>>>>
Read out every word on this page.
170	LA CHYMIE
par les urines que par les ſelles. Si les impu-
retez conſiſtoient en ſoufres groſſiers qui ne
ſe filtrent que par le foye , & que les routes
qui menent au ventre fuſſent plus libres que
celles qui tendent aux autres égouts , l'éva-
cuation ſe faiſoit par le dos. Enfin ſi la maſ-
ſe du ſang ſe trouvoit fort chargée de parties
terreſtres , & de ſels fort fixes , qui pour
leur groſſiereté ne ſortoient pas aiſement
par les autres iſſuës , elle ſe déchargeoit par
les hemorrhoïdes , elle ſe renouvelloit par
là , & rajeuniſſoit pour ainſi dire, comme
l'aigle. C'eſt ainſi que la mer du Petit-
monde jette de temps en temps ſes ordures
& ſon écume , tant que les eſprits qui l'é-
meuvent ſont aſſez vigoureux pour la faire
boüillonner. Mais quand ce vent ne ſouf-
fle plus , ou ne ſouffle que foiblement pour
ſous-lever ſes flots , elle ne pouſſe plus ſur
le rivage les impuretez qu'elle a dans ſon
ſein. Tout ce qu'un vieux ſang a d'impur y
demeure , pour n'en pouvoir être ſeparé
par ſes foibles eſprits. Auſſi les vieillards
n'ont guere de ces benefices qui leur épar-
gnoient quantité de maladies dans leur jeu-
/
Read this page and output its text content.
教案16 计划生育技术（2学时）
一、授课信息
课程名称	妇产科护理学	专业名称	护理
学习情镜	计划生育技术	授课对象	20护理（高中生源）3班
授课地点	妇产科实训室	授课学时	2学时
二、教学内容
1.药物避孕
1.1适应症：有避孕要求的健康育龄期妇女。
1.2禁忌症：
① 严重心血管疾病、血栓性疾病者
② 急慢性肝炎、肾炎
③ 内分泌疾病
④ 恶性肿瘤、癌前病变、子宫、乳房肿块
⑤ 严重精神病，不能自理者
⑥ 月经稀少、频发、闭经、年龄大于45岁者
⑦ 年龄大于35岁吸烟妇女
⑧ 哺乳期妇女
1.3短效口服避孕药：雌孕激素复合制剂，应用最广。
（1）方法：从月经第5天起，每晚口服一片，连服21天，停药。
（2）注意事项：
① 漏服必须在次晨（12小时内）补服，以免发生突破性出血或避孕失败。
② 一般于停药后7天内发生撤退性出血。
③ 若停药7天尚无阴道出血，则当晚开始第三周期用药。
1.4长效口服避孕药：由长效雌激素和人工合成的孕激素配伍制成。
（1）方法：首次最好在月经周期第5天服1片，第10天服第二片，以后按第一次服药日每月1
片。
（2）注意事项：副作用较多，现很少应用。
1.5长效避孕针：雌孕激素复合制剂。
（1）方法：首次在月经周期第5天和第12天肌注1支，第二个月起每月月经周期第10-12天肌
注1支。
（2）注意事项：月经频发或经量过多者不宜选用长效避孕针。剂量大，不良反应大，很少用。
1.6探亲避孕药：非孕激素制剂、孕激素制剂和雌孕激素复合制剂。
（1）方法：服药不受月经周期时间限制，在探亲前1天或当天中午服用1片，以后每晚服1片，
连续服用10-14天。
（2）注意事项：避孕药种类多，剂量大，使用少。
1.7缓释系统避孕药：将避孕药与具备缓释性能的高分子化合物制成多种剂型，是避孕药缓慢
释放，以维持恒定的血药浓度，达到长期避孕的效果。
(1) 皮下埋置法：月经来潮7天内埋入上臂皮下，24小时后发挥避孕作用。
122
<<<<
▸ Exercise requirements
Extract, exactly, the lines above that begin at the line containing "Read this page and output its text content." and end at the final line of the records; add no other text.

▸ Expected answer
Read this page and output its text content.
教案16 计划生育技术（2学时）
一、授课信息
课程名称	妇产科护理学	专业名称	护理
学习情镜	计划生育技术	授课对象	20护理（高中生源）3班
授课地点	妇产科实训室	授课学时	2学时
二、教学内容
1.药物避孕
1.1适应症：有避孕要求的健康育龄期妇女。
1.2禁忌症：
① 严重心血管疾病、血栓性疾病者
② 急慢性肝炎、肾炎
③ 内分泌疾病
④ 恶性肿瘤、癌前病变、子宫、乳房肿块
⑤ 严重精神病，不能自理者
⑥ 月经稀少、频发、闭经、年龄大于45岁者
⑦ 年龄大于35岁吸烟妇女
⑧ 哺乳期妇女
1.3短效口服避孕药：雌孕激素复合制剂，应用最广。
（1）方法：从月经第5天起，每晚口服一片，连服21天，停药。
（2）注意事项：
① 漏服必须在次晨（12小时内）补服，以免发生突破性出血或避孕失败。
② 一般于停药后7天内发生撤退性出血。
③ 若停药7天尚无阴道出血，则当晚开始第三周期用药。
1.4长效口服避孕药：由长效雌激素和人工合成的孕激素配伍制成。
（1）方法：首次最好在月经周期第5天服1片，第10天服第二片，以后按第一次服药日每月1
片。
（2）注意事项：副作用较多，现很少应用。
1.5长效避孕针：雌孕激素复合制剂。
（1）方法：首次在月经周期第5天和第12天肌注1支，第二个月起每月月经周期第10-12天肌
注1支。
（2）注意事项：月经频发或经量过多者不宜选用长效避孕针。剂量大，不良反应大，很少用。
1.6探亲避孕药：非孕激素制剂、孕激素制剂和雌孕激素复合制剂。
（1）方法：服药不受月经周期时间限制，在探亲前1天或当天中午服用1片，以后每晚服1片，
连续服用10-14天。
（2）注意事项：避孕药种类多，剂量大，使用少。
1.7缓释系统避孕药：将避孕药与具备缓释性能的高分子化合物制成多种剂型，是避孕药缓慢
释放，以维持恒定的血药浓度，达到长期避孕的效果。
(1) 皮下埋置法：月经来潮7天内埋入上臂皮下，24小时后发挥避孕作用。
122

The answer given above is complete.